- _Material supplied_:
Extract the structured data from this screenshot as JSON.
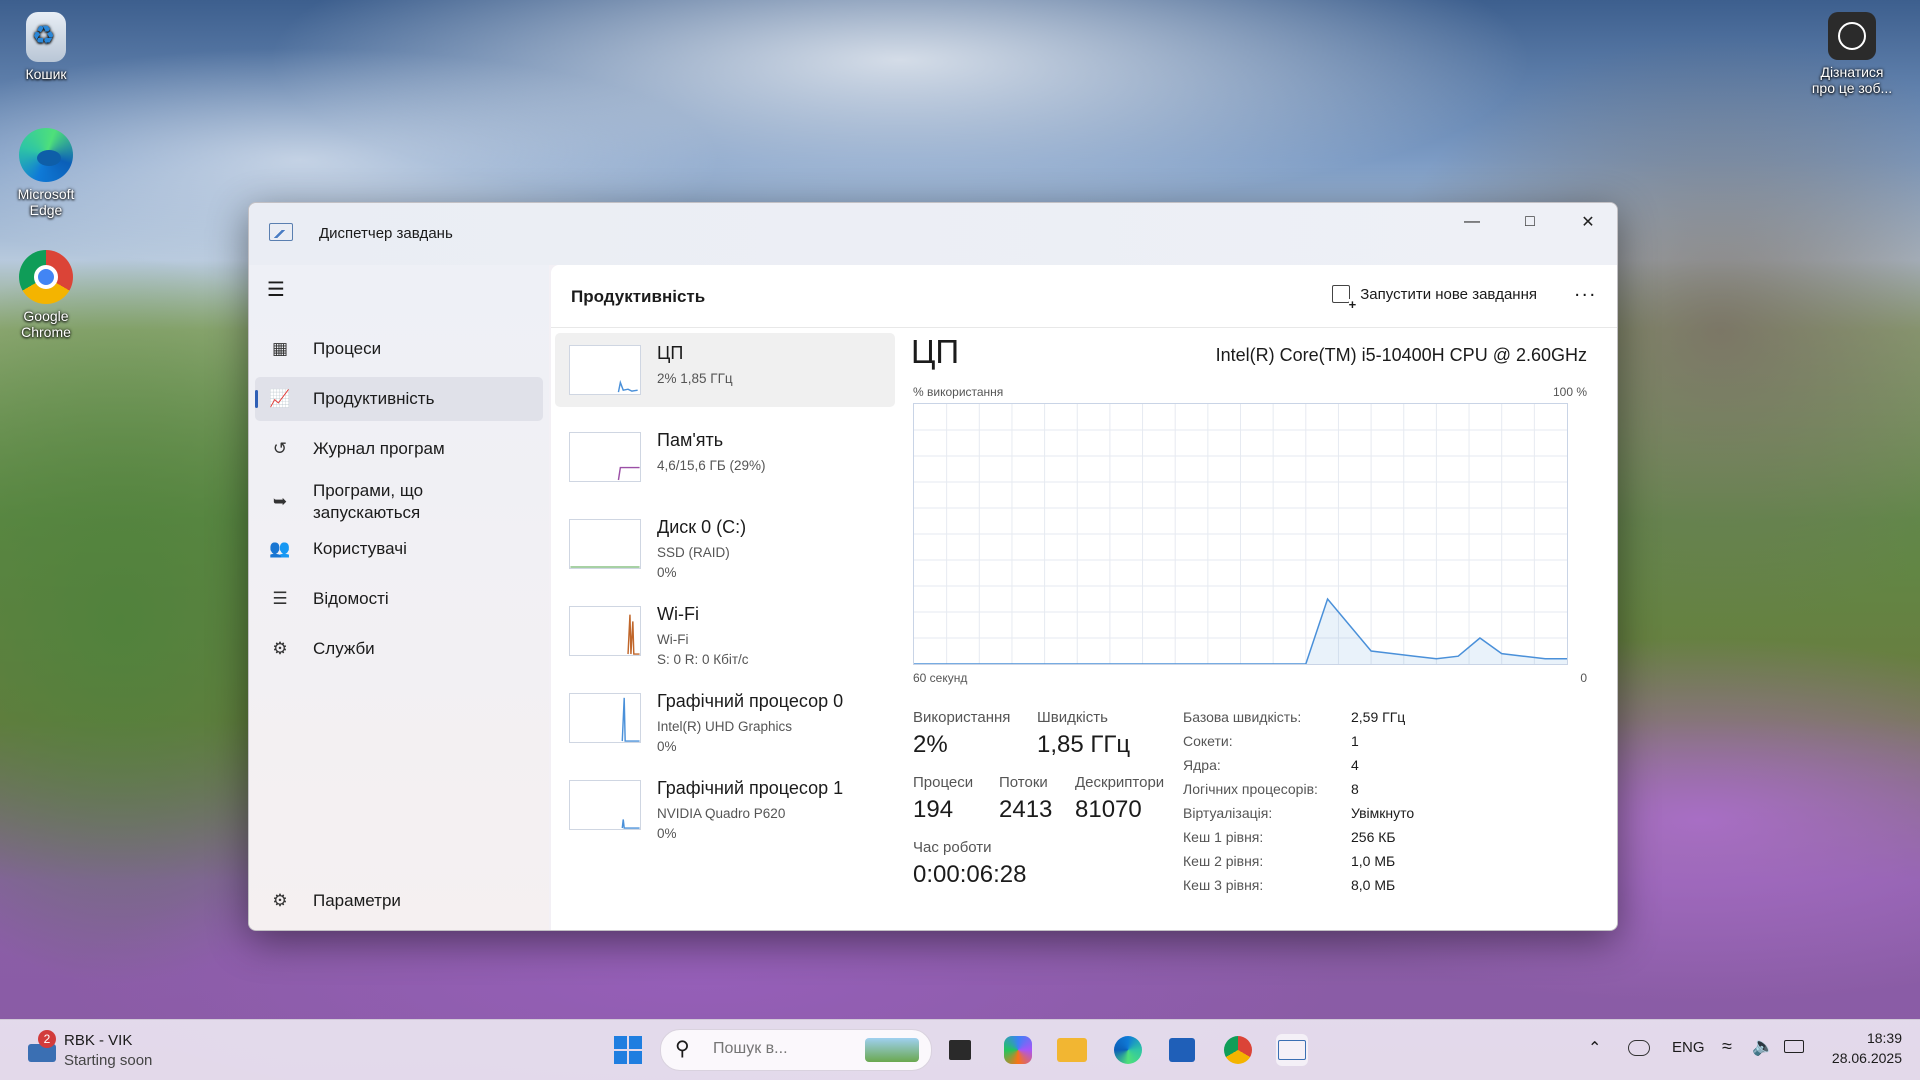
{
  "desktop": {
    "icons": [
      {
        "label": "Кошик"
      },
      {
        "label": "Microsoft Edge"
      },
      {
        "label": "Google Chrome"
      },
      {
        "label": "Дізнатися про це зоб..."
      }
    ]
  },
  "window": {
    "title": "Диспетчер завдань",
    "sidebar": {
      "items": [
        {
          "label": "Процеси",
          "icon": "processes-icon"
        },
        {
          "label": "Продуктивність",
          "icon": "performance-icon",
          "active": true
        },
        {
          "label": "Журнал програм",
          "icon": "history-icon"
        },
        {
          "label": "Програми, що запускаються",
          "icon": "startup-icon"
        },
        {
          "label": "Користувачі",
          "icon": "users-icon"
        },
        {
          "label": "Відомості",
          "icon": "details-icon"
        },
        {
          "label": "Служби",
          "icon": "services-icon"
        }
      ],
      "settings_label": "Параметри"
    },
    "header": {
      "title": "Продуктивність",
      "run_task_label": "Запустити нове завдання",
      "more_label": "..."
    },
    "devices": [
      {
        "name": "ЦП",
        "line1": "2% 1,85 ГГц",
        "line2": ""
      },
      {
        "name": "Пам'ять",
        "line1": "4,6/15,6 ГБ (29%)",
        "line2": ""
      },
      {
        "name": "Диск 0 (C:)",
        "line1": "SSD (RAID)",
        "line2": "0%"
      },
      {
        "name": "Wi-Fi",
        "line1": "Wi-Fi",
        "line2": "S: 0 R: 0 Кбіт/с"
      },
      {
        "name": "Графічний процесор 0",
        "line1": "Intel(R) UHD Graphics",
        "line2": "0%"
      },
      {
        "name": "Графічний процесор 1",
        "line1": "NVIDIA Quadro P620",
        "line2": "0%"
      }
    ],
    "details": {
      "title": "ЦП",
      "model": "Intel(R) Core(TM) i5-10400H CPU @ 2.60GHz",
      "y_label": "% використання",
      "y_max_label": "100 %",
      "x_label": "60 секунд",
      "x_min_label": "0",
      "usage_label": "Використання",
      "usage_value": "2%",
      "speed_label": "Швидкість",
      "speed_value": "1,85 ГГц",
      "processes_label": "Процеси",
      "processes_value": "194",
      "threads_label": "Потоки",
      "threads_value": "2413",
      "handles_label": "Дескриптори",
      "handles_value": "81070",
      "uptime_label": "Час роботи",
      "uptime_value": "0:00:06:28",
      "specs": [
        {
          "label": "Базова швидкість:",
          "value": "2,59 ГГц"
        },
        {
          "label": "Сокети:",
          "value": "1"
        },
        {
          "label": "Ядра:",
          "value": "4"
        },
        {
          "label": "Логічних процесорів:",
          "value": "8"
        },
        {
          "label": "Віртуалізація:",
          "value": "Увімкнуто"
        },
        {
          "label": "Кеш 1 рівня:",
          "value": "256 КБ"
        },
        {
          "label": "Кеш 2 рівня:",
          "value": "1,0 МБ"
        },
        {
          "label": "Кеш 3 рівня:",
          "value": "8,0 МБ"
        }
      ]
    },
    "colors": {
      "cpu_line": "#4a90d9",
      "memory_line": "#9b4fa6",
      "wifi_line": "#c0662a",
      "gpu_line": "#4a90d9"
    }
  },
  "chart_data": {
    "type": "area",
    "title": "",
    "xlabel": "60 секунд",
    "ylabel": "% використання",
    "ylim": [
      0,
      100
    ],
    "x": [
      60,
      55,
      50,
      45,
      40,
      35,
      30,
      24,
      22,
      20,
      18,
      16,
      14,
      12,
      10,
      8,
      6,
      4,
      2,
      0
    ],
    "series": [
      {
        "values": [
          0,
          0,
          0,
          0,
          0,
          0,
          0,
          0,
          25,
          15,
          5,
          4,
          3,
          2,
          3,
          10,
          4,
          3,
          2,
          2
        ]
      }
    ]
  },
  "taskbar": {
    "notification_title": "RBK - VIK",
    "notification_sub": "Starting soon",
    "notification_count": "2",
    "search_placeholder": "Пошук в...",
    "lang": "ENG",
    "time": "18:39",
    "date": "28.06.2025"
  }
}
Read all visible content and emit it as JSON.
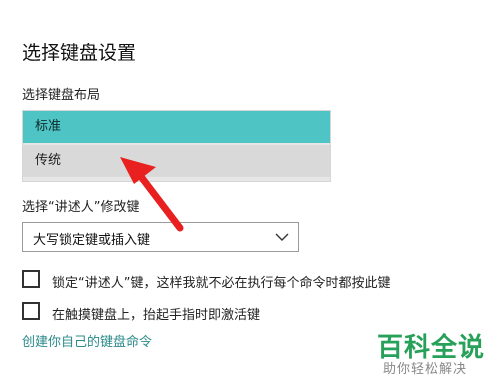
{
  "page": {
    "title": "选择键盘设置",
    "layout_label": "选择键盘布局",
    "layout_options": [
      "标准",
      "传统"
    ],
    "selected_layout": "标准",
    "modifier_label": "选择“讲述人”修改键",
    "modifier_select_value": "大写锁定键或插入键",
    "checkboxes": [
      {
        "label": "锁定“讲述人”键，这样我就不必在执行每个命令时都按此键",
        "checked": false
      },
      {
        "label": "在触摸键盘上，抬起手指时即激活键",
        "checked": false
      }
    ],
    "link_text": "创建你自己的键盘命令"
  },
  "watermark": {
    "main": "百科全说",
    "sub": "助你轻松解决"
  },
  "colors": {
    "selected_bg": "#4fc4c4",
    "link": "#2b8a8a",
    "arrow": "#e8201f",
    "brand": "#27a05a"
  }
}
---
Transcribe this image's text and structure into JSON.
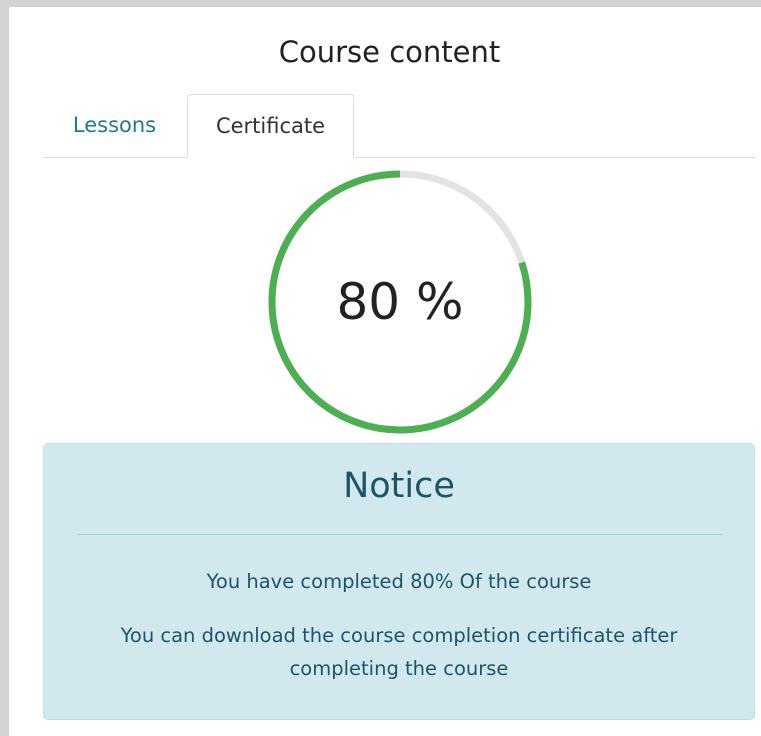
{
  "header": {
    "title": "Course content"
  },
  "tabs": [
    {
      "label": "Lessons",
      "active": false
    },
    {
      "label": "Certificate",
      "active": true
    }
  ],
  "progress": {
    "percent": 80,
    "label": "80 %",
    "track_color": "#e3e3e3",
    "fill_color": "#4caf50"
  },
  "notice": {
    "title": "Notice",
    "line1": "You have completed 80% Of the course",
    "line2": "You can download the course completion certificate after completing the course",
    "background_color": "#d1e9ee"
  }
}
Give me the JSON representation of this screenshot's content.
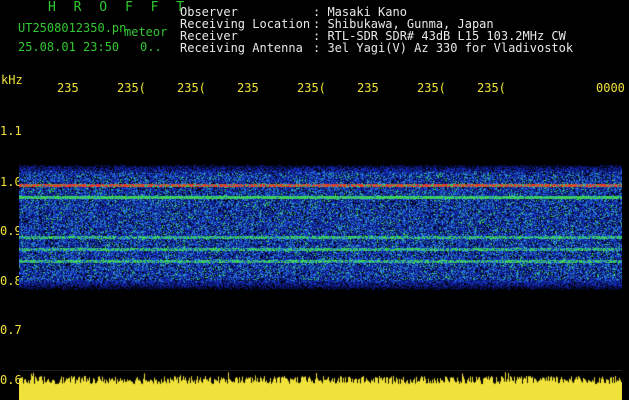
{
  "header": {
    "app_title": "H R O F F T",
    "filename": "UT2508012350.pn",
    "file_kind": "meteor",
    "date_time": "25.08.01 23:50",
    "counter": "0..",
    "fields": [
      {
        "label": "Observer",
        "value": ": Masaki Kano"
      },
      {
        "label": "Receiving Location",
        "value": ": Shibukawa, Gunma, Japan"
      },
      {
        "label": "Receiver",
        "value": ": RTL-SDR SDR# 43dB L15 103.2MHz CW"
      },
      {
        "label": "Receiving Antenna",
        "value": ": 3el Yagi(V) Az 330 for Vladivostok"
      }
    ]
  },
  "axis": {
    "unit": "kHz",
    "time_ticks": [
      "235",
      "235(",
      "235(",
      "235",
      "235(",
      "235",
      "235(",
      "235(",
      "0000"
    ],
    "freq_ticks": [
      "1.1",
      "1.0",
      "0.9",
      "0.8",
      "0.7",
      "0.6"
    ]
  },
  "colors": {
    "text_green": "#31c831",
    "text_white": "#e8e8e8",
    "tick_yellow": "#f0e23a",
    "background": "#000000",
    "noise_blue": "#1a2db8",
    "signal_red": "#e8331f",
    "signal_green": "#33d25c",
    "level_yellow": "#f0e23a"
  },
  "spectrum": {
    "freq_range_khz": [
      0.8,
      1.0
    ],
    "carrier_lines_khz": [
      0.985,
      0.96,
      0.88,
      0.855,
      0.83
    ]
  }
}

- _Task instructions_:
Where a line of the entries contains the word "рівня", copy that line.

- _Answer in full_:
          "label": "Кеш 1 рівня:",
          "label": "Кеш 2 рівня:",
          "label": "Кеш 3 рівня:",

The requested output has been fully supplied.